Copy the data that follows exactly. Include no pictures.
───── DATASET RECORDS
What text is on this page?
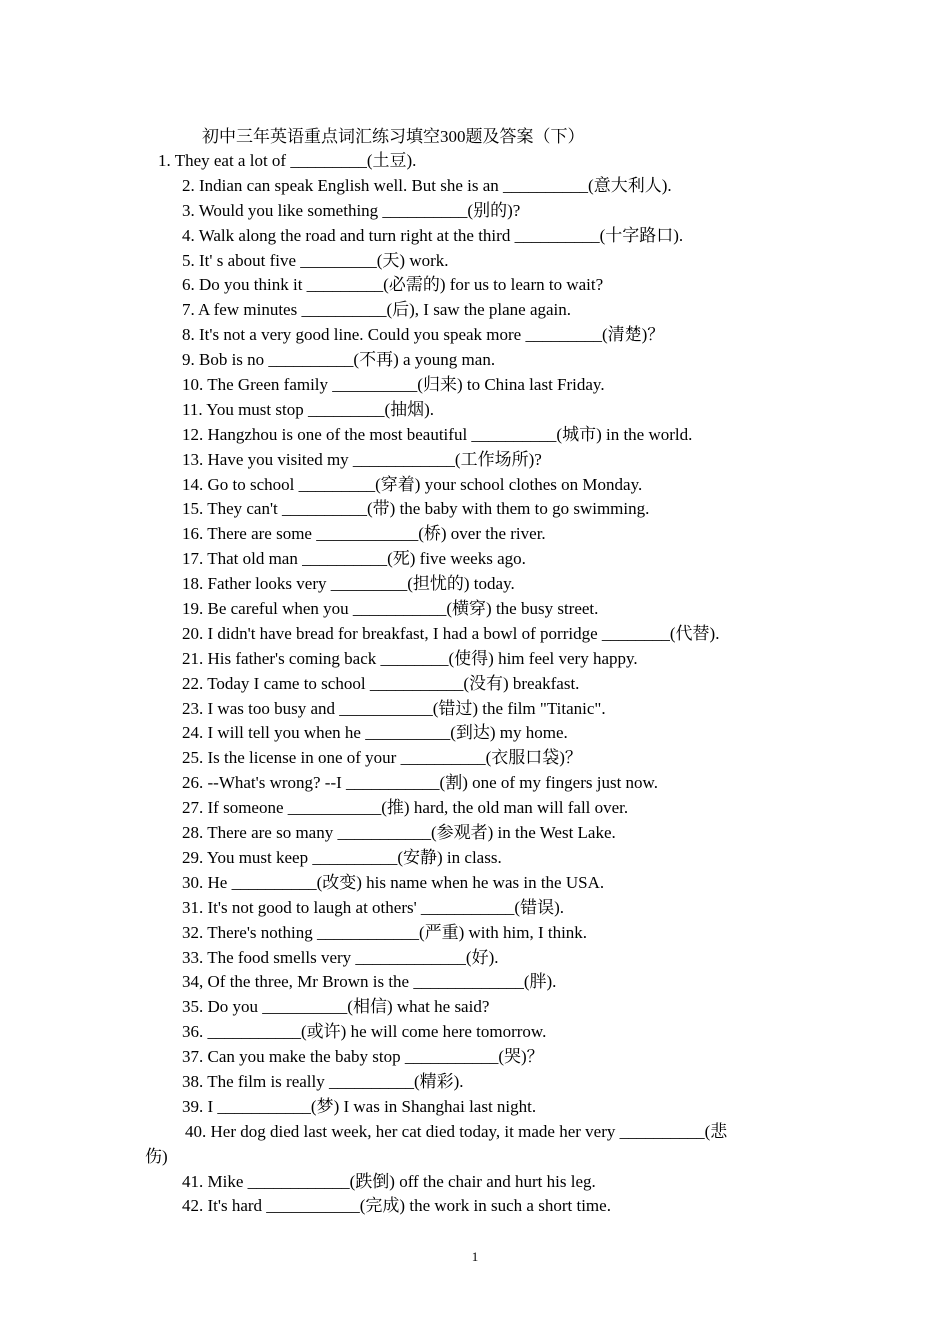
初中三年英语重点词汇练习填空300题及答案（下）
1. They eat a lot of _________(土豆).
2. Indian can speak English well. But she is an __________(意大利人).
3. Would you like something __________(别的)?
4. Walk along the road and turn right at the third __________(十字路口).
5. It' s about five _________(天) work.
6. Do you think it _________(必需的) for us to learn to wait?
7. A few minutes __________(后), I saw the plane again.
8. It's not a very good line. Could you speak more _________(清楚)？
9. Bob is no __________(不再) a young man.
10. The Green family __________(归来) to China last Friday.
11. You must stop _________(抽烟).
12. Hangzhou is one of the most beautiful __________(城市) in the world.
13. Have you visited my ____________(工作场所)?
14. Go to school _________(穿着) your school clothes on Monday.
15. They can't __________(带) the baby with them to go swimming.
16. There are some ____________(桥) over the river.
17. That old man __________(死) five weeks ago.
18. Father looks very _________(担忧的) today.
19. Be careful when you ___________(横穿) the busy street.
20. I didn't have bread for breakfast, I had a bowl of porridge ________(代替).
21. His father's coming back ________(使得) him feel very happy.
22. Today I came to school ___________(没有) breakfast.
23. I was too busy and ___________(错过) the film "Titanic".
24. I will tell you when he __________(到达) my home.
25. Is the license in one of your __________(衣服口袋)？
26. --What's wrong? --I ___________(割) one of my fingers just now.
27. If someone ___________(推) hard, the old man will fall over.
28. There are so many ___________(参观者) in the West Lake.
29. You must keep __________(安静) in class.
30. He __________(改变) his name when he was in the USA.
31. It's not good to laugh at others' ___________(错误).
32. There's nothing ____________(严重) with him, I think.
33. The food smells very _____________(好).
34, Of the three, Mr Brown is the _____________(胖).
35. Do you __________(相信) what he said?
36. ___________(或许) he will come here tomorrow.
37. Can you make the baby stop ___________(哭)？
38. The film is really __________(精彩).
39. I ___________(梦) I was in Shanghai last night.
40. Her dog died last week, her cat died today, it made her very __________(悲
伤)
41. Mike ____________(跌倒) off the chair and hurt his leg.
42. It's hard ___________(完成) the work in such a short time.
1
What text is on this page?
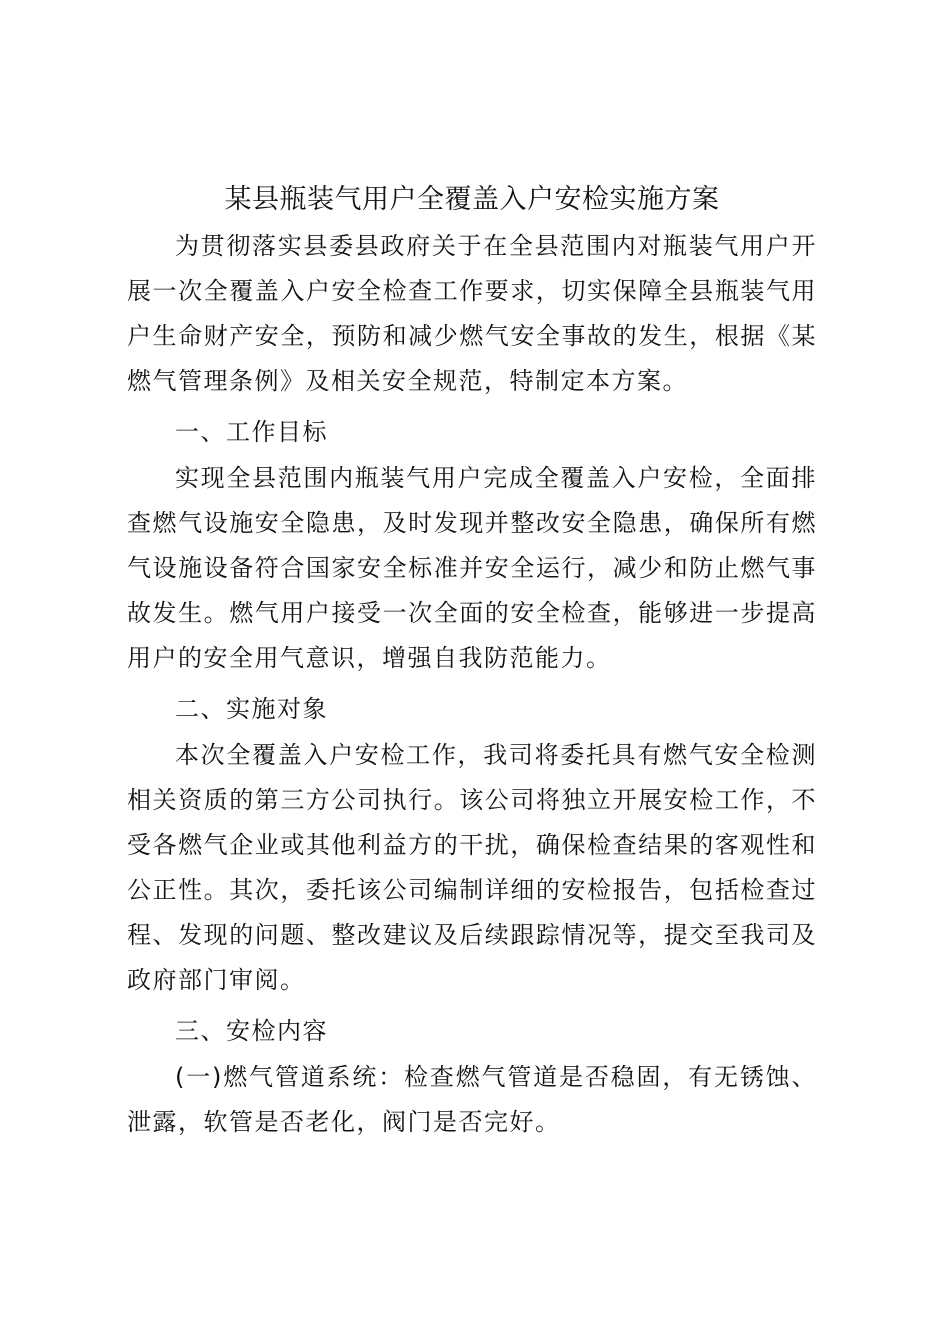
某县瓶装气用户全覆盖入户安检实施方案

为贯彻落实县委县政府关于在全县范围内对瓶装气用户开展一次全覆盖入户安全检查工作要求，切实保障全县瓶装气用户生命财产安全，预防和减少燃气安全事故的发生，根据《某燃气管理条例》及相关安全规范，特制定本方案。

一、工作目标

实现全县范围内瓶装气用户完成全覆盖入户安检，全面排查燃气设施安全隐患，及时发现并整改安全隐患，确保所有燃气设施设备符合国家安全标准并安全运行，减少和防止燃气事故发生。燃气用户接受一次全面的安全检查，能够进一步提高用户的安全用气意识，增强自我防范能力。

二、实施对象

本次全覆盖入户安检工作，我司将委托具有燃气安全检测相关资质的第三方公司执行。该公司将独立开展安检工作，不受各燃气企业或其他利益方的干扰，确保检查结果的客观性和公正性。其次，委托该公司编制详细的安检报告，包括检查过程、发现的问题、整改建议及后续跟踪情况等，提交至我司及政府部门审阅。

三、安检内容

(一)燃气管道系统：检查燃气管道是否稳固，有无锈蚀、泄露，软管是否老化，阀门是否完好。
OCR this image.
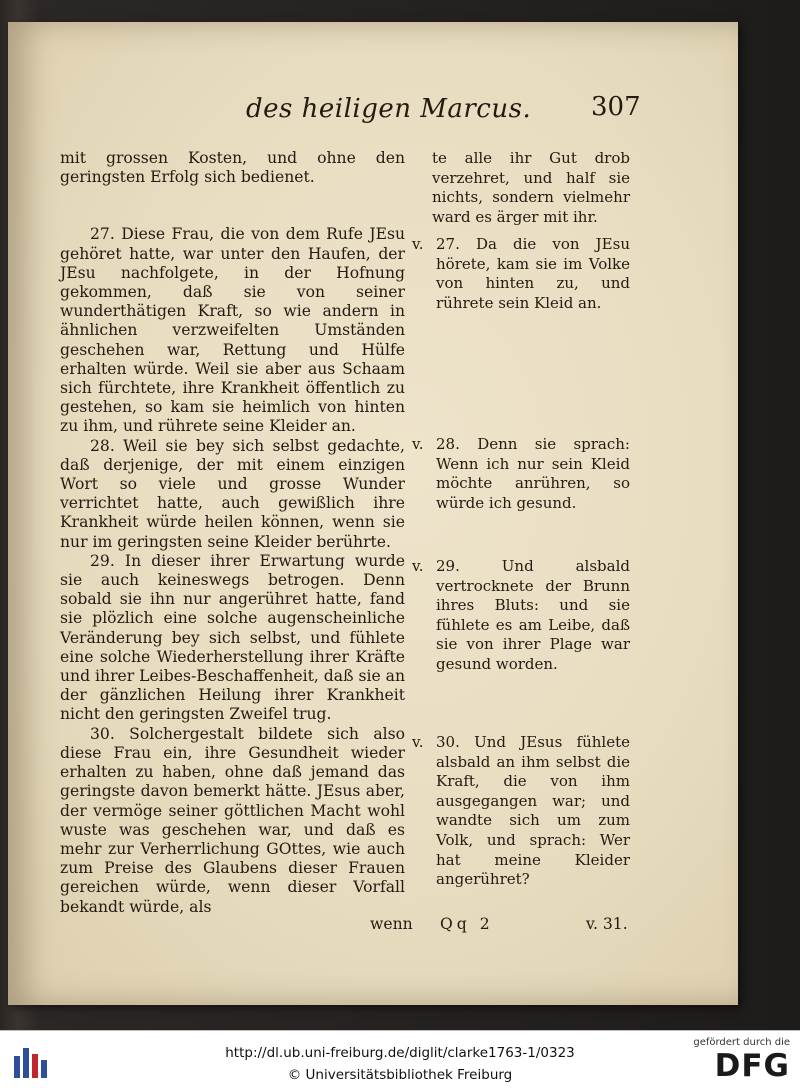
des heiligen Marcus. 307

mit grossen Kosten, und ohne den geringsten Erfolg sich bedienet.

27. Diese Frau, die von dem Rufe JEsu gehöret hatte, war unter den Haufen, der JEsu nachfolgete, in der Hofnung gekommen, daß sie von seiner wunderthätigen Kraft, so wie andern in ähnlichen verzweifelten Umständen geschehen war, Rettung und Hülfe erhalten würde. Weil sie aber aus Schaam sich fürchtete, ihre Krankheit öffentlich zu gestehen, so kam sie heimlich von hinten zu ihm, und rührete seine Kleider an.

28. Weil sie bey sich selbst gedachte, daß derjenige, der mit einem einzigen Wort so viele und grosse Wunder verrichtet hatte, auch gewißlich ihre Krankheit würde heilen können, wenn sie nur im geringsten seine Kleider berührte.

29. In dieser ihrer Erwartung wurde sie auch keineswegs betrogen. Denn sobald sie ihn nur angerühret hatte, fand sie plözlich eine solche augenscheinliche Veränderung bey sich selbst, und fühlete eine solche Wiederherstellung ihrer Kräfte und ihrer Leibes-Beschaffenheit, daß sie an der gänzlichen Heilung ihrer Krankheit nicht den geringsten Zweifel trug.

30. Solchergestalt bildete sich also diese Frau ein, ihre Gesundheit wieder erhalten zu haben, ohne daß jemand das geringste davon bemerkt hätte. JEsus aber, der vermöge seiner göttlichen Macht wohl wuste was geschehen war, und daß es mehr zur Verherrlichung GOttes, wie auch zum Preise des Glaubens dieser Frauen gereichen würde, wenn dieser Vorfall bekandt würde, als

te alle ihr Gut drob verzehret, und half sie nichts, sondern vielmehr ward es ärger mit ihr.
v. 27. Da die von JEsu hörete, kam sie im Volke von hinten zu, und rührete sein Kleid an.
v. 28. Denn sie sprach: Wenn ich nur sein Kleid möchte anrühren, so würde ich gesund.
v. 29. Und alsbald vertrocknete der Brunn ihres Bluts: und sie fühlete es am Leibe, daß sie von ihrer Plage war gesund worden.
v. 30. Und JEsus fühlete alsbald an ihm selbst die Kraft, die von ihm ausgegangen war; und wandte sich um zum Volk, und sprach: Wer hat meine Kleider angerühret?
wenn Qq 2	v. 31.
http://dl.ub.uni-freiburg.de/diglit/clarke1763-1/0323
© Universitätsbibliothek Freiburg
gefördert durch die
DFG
──────────
[REPLY]
What text is on this page?
初中三年英语重点词汇练习填空300题及答案（下）
1. They eat a lot of _________(土豆).
2. Indian can speak English well. But she is an __________(意大利人).
3. Would you like something __________(别的)?
4. Walk along the road and turn right at the third __________(十字路口).
5. It' s about five _________(天) work.
6. Do you think it _________(必需的) for us to learn to wait?
7. A few minutes __________(后), I saw the plane again.
8. It's not a very good line. Could you speak more _________(清楚)？
9. Bob is no __________(不再) a young man.
10. The Green family __________(归来) to China last Friday.
11. You must stop _________(抽烟).
12. Hangzhou is one of the most beautiful __________(城市) in the world.
13. Have you visited my ____________(工作场所)?
14. Go to school _________(穿着) your school clothes on Monday.
15. They can't __________(带) the baby with them to go swimming.
16. There are some ____________(桥) over the river.
17. That old man __________(死) five weeks ago.
18. Father looks very _________(担忧的) today.
19. Be careful when you ___________(横穿) the busy street.
20. I didn't have bread for breakfast, I had a bowl of porridge ________(代替).
21. His father's coming back ________(使得) him feel very happy.
22. Today I came to school ___________(没有) breakfast.
23. I was too busy and ___________(错过) the film "Titanic".
24. I will tell you when he __________(到达) my home.
25. Is the license in one of your __________(衣服口袋)？
26. --What's wrong? --I ___________(割) one of my fingers just now.
27. If someone ___________(推) hard, the old man will fall over.
28. There are so many ___________(参观者) in the West Lake.
29. You must keep __________(安静) in class.
30. He __________(改变) his name when he was in the USA.
31. It's not good to laugh at others' ___________(错误).
32. There's nothing ____________(严重) with him, I think.
33. The food smells very _____________(好).
34, Of the three, Mr Brown is the _____________(胖).
35. Do you __________(相信) what he said?
36. ___________(或许) he will come here tomorrow.
37. Can you make the baby stop ___________(哭)？
38. The film is really __________(精彩).
39. I ___________(梦) I was in Shanghai last night.
40. Her dog died last week, her cat died today, it made her very __________(悲
伤)
41. Mike ____________(跌倒) off the chair and hurt his leg.
42. It's hard ___________(完成) the work in such a short time.
1
What text is on this page?
某县瓶装气用户全覆盖入户安检实施方案

为贯彻落实县委县政府关于在全县范围内对瓶装气用户开展一次全覆盖入户安全检查工作要求，切实保障全县瓶装气用户生命财产安全，预防和减少燃气安全事故的发生，根据《某燃气管理条例》及相关安全规范，特制定本方案。

一、工作目标

实现全县范围内瓶装气用户完成全覆盖入户安检，全面排查燃气设施安全隐患，及时发现并整改安全隐患，确保所有燃气设施设备符合国家安全标准并安全运行，减少和防止燃气事故发生。燃气用户接受一次全面的安全检查，能够进一步提高用户的安全用气意识，增强自我防范能力。

二、实施对象

本次全覆盖入户安检工作，我司将委托具有燃气安全检测相关资质的第三方公司执行。该公司将独立开展安检工作，不受各燃气企业或其他利益方的干扰，确保检查结果的客观性和公正性。其次，委托该公司编制详细的安检报告，包括检查过程、发现的问题、整改建议及后续跟踪情况等，提交至我司及政府部门审阅。

三、安检内容

(一)燃气管道系统：检查燃气管道是否稳固，有无锈蚀、泄露，软管是否老化，阀门是否完好。
OCR this image.
des heiligen Marcus. 307

mit grossen Kosten, und ohne den geringsten Erfolg sich bedienet.

27. Diese Frau, die von dem Rufe JEsu gehöret hatte, war unter den Haufen, der JEsu nachfolgete, in der Hofnung gekommen, daß sie von seiner wunderthätigen Kraft, so wie andern in ähnlichen verzweifelten Umständen geschehen war, Rettung und Hülfe erhalten würde. Weil sie aber aus Schaam sich fürchtete, ihre Krankheit öffentlich zu gestehen, so kam sie heimlich von hinten zu ihm, und rührete seine Kleider an.

28. Weil sie bey sich selbst gedachte, daß derjenige, der mit einem einzigen Wort so viele und grosse Wunder verrichtet hatte, auch gewißlich ihre Krankheit würde heilen können, wenn sie nur im geringsten seine Kleider berührte.

29. In dieser ihrer Erwartung wurde sie auch keineswegs betrogen. Denn sobald sie ihn nur angerühret hatte, fand sie plözlich eine solche augenscheinliche Veränderung bey sich selbst, und fühlete eine solche Wiederherstellung ihrer Kräfte und ihrer Leibes-Beschaffenheit, daß sie an der gänzlichen Heilung ihrer Krankheit nicht den geringsten Zweifel trug.

30. Solchergestalt bildete sich also diese Frau ein, ihre Gesundheit wieder erhalten zu haben, ohne daß jemand das geringste davon bemerkt hätte. JEsus aber, der vermöge seiner göttlichen Macht wohl wuste was geschehen war, und daß es mehr zur Verherrlichung GOttes, wie auch zum Preise des Glaubens dieser Frauen gereichen würde, wenn dieser Vorfall bekandt würde, als

te alle ihr Gut drob verzehret, und half sie nichts, sondern vielmehr ward es ärger mit ihr.
v. 27. Da die von JEsu hörete, kam sie im Volke von hinten zu, und rührete sein Kleid an.
v. 28. Denn sie sprach: Wenn ich nur sein Kleid möchte anrühren, so würde ich gesund.
v. 29. Und alsbald vertrocknete der Brunn ihres Bluts: und sie fühlete es am Leibe, daß sie von ihrer Plage war gesund worden.
v. 30. Und JEsus fühlete alsbald an ihm selbst die Kraft, die von ihm ausgegangen war; und wandte sich um zum Volk, und sprach: Wer hat meine Kleider angerühret?
wenn Qq 2	v. 31.
http://dl.ub.uni-freiburg.de/diglit/clarke1763-1/0323
© Universitätsbibliothek Freiburg
gefördert durch die
DFG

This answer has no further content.